Return the passage of the Bank of America earnings article from "Here are the" up to and including "consistent with expectations).", copied word for word.

**PASSAGE SHOWN**
*-*-*

Bank of America Exceeds Earnings Expectations, Shares in the Company Move Higher

Bank of America (NYSE: BAC) released its Q1 2022 financial report on Monday (April 18, 2022). The progress report from the bank exceeded industry analysts’ estimates, supported by the better-than-expected credit quality of the institution’s borrowers.

Here are the key stats shared by Bank of America:

  • Earnings: $0.80/share compared to $0.75 per share Refinitiv estimate.
  • Revenue: $23.33B compared to $23.2B estimate

The BoA noted that overall profit fell by 12% to $7.07B, or $0.80 per share, surpassing the $0.75 estimate of financial analysts surveyed by Refinitiv.

Revenue for the bank surged 1.8% to $23.33B (approximately matching or consistent with expectations).

Shares of the bank surged 3.41% (at the time of writing).

Bank of America stated that a run of solid credit at the second-largest US lender by assets continued into Q1. And net loan charge-offs (a term for what occurs when borrowers get behind on their payments) declined by 52% from a year prior to $392M. That was reportedly less than half of the $848.7M estimate from StreetAccount.

Bank of America recorded a $30 million provision for overall credit losses. As reported by CNBC, this is tied to the bank’s view of future losses, considerably less than the $468 million estimated by analysts. It also released $362 million in total reserves the bank had put aside for expected defaults.

*-*-*

**DATA SHOWN**
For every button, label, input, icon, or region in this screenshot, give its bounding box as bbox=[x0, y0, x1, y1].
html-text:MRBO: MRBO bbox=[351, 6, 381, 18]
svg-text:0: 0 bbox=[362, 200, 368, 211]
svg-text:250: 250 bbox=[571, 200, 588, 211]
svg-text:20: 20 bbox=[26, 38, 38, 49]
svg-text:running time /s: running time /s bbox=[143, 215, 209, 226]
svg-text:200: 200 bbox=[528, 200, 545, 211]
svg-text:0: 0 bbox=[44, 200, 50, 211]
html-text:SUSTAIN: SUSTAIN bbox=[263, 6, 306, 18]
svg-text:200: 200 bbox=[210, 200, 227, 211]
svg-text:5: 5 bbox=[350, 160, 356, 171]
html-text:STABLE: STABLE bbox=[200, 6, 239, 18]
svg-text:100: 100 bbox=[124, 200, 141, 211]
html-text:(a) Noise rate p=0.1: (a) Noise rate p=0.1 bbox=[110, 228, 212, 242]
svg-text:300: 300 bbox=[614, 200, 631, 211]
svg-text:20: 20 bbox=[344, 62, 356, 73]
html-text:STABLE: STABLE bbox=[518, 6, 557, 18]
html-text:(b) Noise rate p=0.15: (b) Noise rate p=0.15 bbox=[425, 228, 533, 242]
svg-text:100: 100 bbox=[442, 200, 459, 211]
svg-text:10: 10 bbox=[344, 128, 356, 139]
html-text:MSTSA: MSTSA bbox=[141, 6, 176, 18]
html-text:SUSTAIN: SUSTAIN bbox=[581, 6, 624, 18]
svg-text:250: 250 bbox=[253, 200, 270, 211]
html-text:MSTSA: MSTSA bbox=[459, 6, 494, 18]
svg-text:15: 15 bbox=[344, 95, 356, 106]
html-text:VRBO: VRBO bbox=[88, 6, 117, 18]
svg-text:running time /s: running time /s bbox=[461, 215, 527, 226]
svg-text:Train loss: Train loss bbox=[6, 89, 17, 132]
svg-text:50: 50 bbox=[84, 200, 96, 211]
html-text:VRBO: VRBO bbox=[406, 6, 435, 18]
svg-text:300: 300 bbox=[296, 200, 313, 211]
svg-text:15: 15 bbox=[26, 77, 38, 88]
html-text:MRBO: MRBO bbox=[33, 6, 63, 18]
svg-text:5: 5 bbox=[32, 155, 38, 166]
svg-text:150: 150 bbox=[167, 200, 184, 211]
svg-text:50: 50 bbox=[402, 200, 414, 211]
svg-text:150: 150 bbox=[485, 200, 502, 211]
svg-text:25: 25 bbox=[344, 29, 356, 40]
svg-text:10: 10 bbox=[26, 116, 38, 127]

*-*-*

**WRITTEN REPLY**
Here are the key stats shared by Bank of America:

  • Earnings: $0.80/share compared to $0.75 per share Refinitiv estimate.
  • Revenue: $23.33B compared to $23.2B estimate

The BoA noted that overall profit fell by 12% to $7.07B, or $0.80 per share, surpassing the $0.75 estimate of financial analysts surveyed by Refinitiv.

Revenue for the bank surged 1.8% to $23.33B (approximately matching or consistent with expectations).